◆ Work instructions ◆
Locate the string "color" in the records below. Copy every line where it occurs.

◆ Exercise materials ◆
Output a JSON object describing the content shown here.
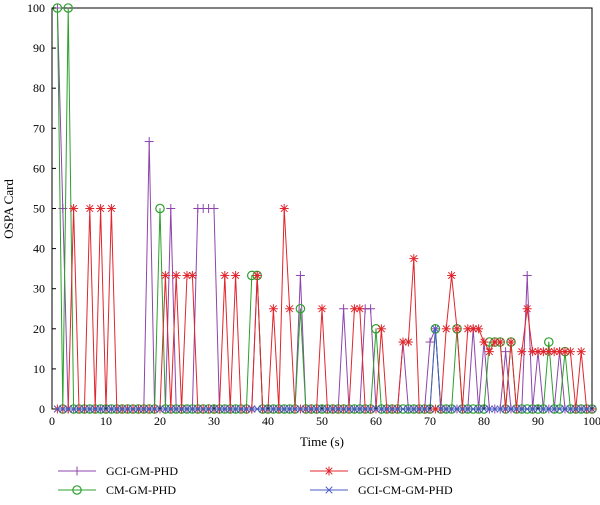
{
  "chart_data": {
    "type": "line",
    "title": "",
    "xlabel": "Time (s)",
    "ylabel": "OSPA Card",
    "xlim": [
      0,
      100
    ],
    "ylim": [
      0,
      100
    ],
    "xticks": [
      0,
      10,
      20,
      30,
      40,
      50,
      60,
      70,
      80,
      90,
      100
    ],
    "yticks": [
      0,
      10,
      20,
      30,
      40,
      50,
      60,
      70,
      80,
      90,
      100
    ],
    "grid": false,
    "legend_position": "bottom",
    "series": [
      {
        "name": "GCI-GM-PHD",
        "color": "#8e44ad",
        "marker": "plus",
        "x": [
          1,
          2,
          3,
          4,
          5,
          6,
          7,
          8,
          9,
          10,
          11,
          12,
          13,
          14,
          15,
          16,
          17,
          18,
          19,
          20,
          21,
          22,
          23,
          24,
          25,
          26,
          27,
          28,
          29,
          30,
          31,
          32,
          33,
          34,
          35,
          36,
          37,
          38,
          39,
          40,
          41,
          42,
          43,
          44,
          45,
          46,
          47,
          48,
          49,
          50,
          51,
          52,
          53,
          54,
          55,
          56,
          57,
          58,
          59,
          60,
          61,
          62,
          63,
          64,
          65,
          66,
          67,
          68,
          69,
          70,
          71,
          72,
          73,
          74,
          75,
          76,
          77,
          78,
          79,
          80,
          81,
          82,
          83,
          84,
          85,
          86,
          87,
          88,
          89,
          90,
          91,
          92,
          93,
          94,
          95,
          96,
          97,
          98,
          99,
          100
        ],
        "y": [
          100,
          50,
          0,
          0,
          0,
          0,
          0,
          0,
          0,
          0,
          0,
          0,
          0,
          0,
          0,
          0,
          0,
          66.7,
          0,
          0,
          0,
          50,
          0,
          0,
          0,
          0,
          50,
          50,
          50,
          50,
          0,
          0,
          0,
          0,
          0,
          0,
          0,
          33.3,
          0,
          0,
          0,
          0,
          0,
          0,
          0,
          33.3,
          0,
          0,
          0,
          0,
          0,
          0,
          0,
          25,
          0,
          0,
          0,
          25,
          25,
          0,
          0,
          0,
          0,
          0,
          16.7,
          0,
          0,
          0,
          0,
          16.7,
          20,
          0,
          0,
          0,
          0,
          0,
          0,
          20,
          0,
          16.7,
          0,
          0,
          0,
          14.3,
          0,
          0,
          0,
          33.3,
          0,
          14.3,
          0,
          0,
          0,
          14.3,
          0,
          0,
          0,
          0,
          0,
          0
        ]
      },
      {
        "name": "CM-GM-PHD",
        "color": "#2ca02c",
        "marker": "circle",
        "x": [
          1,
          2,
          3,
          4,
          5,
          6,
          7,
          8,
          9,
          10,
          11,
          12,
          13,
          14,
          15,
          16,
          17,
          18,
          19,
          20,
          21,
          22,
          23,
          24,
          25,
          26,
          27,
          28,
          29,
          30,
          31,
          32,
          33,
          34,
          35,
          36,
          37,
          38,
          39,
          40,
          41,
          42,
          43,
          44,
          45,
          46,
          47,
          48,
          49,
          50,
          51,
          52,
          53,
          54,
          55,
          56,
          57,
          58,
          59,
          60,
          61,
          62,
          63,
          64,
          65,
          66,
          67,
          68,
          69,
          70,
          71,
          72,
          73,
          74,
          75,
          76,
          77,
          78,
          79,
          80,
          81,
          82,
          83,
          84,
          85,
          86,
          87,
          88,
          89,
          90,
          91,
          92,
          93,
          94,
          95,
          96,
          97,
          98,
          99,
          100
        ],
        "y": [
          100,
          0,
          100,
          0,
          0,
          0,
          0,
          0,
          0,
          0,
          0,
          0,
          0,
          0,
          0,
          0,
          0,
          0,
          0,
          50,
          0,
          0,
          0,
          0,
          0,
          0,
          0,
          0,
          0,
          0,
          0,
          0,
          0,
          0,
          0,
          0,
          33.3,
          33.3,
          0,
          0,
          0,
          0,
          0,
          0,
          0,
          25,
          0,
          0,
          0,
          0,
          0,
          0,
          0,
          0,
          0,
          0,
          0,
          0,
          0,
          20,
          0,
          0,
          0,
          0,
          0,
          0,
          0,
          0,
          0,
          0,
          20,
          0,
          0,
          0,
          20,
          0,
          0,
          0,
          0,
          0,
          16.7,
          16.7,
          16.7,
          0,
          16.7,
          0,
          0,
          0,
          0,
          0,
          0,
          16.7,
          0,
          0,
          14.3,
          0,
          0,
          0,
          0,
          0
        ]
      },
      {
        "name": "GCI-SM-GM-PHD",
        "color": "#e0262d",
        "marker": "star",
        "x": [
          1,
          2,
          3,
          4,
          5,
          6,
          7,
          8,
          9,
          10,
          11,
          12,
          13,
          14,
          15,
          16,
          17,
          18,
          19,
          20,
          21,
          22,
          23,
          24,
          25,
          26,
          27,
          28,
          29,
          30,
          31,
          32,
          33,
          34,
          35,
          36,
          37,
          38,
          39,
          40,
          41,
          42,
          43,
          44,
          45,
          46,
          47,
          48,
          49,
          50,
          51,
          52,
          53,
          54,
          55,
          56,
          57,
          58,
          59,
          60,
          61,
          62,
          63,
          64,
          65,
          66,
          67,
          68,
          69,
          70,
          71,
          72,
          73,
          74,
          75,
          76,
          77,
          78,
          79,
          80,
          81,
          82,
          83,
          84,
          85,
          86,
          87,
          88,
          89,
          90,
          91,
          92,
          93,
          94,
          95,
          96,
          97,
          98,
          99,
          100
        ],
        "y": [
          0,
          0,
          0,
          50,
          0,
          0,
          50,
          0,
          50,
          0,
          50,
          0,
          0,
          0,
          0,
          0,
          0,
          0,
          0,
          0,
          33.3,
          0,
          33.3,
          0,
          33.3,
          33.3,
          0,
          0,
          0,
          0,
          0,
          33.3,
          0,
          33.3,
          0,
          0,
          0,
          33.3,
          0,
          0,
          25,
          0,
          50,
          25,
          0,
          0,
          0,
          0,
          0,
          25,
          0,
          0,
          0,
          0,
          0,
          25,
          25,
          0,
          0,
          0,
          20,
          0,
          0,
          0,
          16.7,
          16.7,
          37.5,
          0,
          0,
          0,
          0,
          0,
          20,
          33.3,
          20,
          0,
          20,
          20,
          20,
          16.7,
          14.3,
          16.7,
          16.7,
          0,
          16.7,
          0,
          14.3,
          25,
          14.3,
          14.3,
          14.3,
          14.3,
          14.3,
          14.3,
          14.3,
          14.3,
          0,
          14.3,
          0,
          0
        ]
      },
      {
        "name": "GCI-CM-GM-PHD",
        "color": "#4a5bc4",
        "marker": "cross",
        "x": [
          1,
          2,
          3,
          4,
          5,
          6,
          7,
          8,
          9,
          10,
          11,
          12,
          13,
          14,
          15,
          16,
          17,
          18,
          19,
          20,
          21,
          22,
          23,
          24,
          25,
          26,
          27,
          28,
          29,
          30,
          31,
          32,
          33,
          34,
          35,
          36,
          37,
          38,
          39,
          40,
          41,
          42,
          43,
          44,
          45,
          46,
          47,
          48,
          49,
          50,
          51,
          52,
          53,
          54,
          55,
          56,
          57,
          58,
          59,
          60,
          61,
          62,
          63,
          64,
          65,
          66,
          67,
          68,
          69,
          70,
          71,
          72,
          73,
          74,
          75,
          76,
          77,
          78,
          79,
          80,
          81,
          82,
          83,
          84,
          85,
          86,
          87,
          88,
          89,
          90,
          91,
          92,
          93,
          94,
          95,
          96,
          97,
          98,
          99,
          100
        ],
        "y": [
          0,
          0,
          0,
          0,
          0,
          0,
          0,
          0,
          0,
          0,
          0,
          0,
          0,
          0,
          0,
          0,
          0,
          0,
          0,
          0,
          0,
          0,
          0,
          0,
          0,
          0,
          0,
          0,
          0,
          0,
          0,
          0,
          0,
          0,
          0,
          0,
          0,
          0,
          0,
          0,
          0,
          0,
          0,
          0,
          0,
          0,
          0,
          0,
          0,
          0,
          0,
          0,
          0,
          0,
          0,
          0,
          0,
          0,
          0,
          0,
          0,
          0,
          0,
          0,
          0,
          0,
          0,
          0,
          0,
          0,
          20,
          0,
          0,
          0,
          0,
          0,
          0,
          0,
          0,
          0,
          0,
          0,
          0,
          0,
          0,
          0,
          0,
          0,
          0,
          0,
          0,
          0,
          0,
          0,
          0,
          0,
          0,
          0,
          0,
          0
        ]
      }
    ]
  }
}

◆ Result below ◆
        "color": "#8e44ad",
        "color": "#2ca02c",
        "color": "#e0262d",
        "color": "#4a5bc4",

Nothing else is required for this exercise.